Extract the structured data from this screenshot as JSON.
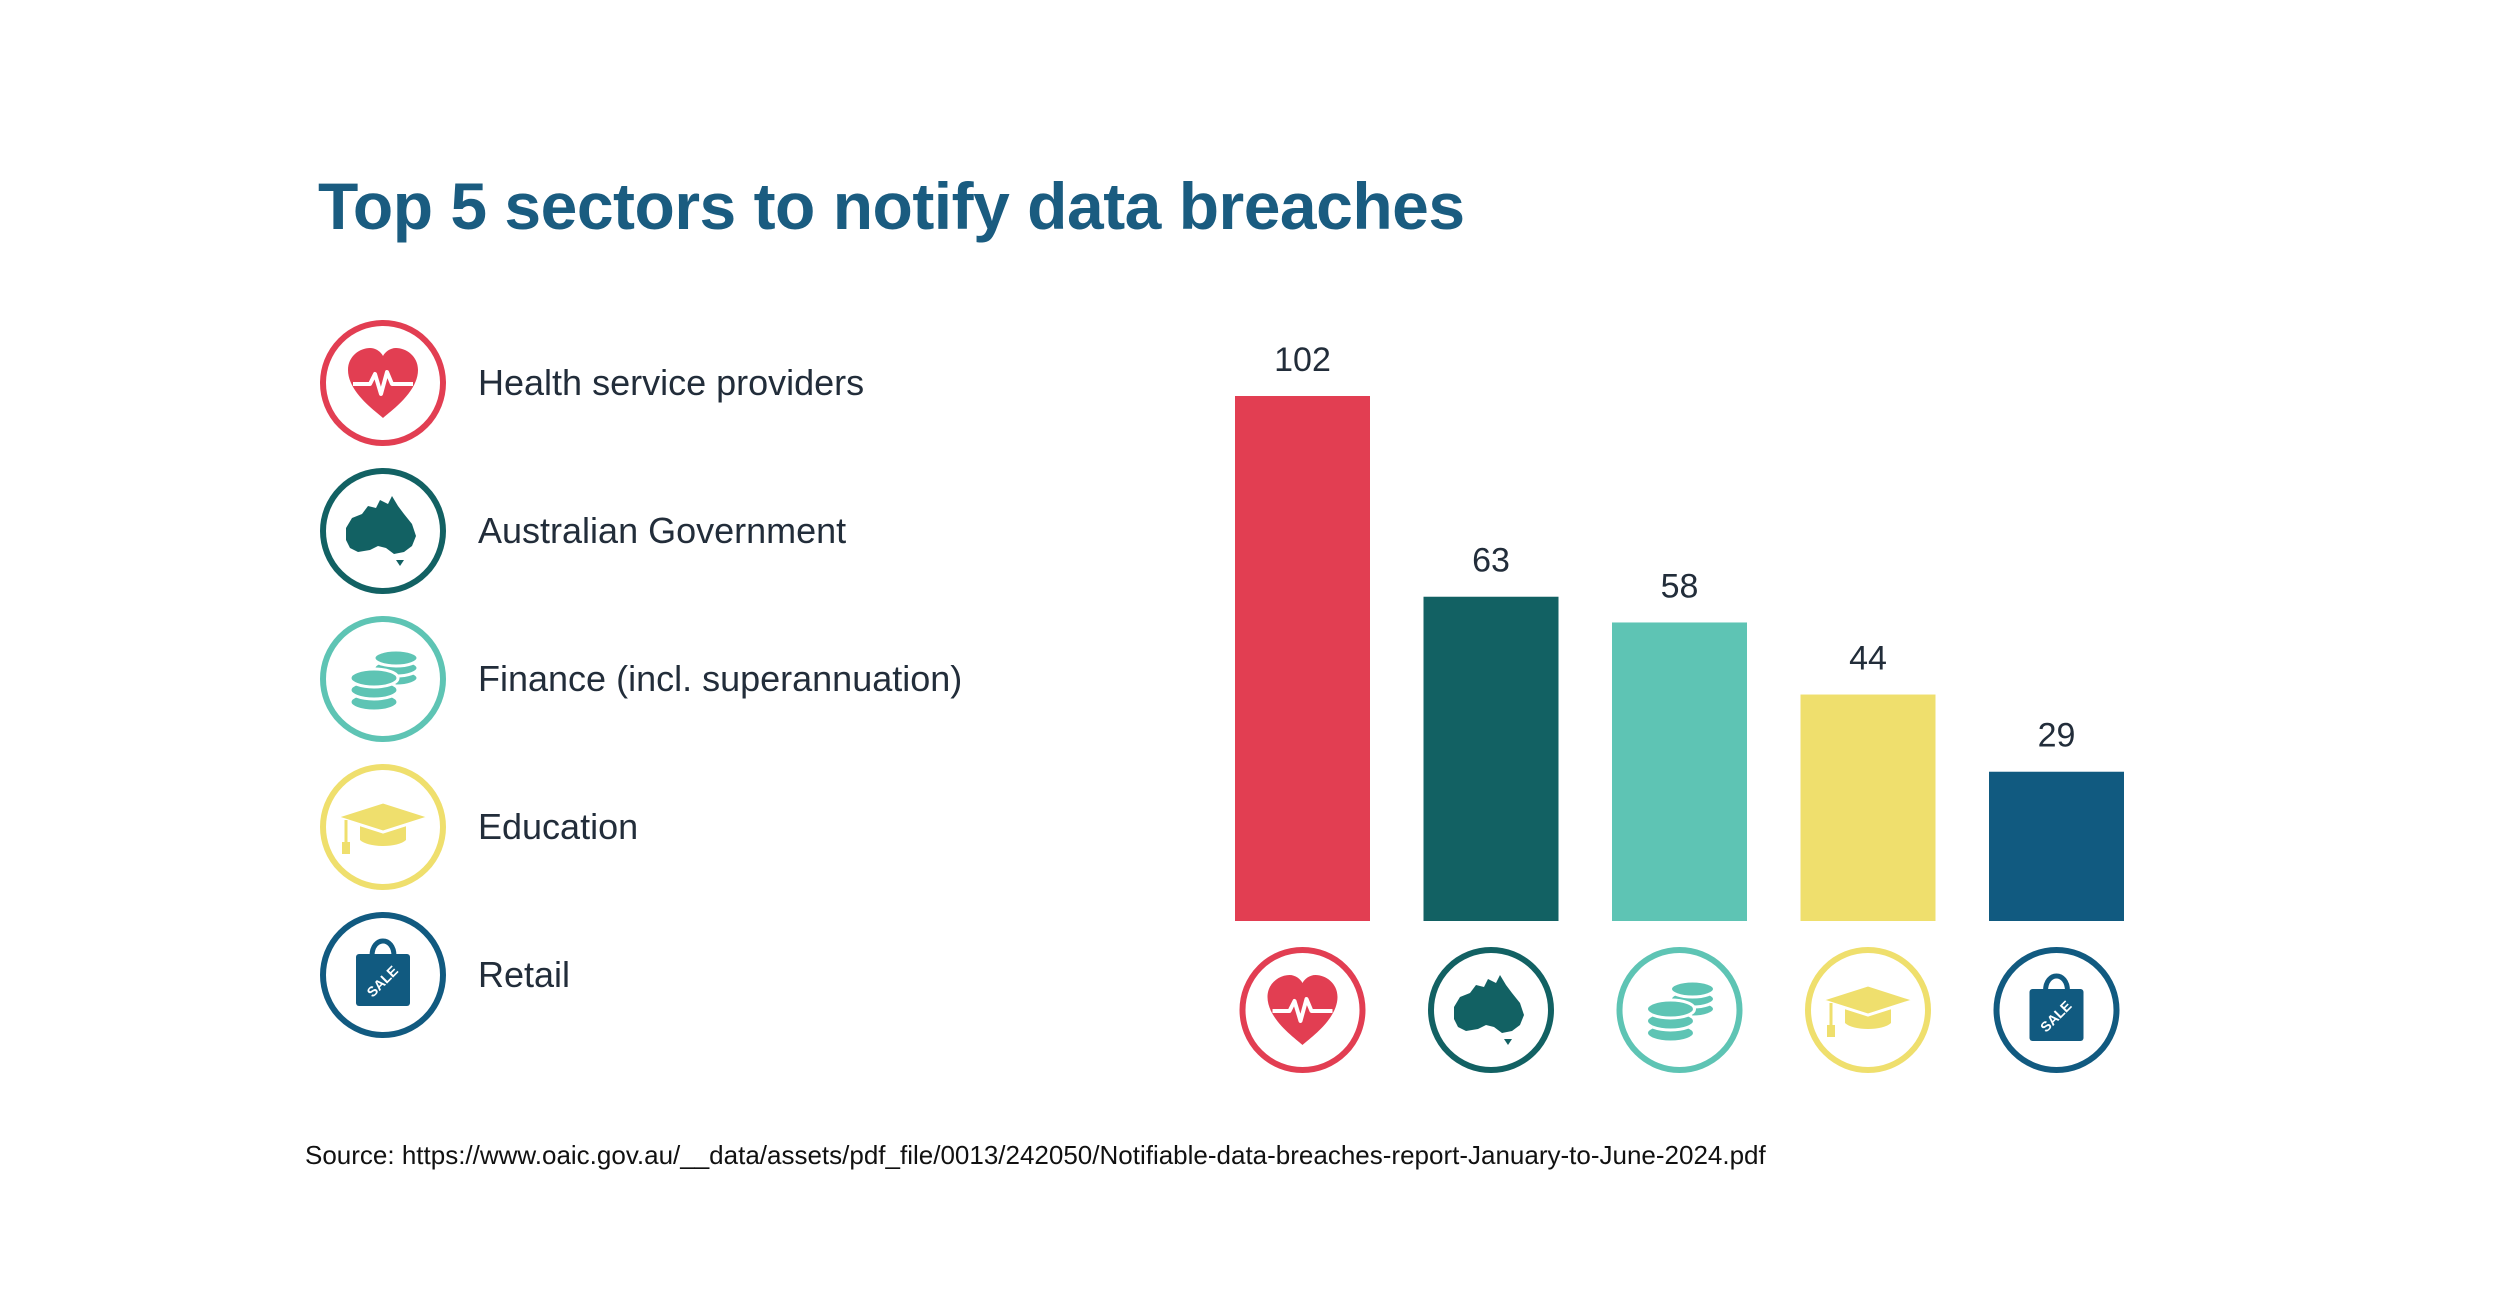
{
  "chart_data": {
    "type": "bar",
    "title": "Top 5 sectors to notify data breaches",
    "categories": [
      "Health service providers",
      "Australian Government",
      "Finance (incl. superannuation)",
      "Education",
      "Retail"
    ],
    "values": [
      102,
      63,
      58,
      44,
      29
    ],
    "colors": [
      "#e23e52",
      "#126163",
      "#5ec4b4",
      "#efdf6d",
      "#115a80"
    ],
    "icons": [
      "heart-icon",
      "australia-map-icon",
      "coins-icon",
      "graduation-cap-icon",
      "shopping-bag-icon"
    ],
    "icon_texts": {
      "shopping-bag-icon": "SALE"
    },
    "xlabel": "",
    "ylabel": "",
    "ylim": [
      0,
      102
    ],
    "show_value_labels": true,
    "legend_position": "left"
  },
  "source": "Source: https://www.oaic.gov.au/__data/assets/pdf_file/0013/242050/Notifiable-data-breaches-report-January-to-June-2024.pdf"
}
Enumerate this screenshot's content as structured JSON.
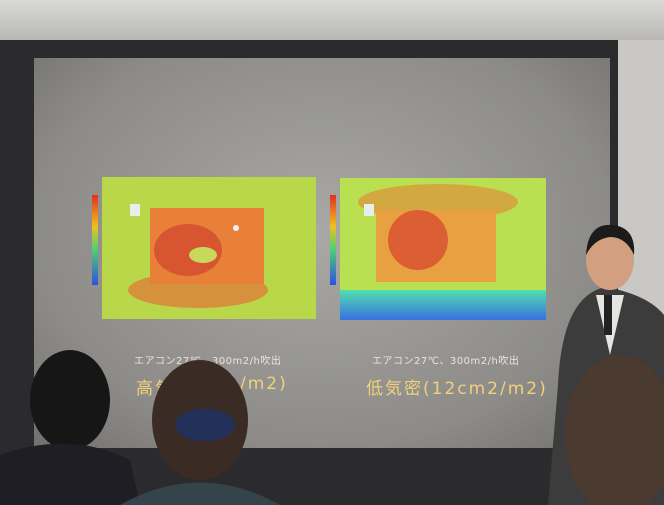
{
  "slide": {
    "left_panel": {
      "caption": "エアコン27℃、300m2/h吹出",
      "title_start": "高気",
      "title_end": "/m2)"
    },
    "right_panel": {
      "caption": "エアコン27℃、300m2/h吹出",
      "title": "低気密(12cm2/m2)"
    }
  }
}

• [OBJECTIVE] Copy out every line from the records that has the word "this".

• [COMPLETED TASK]
Extract the structured data from this screenshot as JSON.
Enumerate this screenshot's content as structured JSON.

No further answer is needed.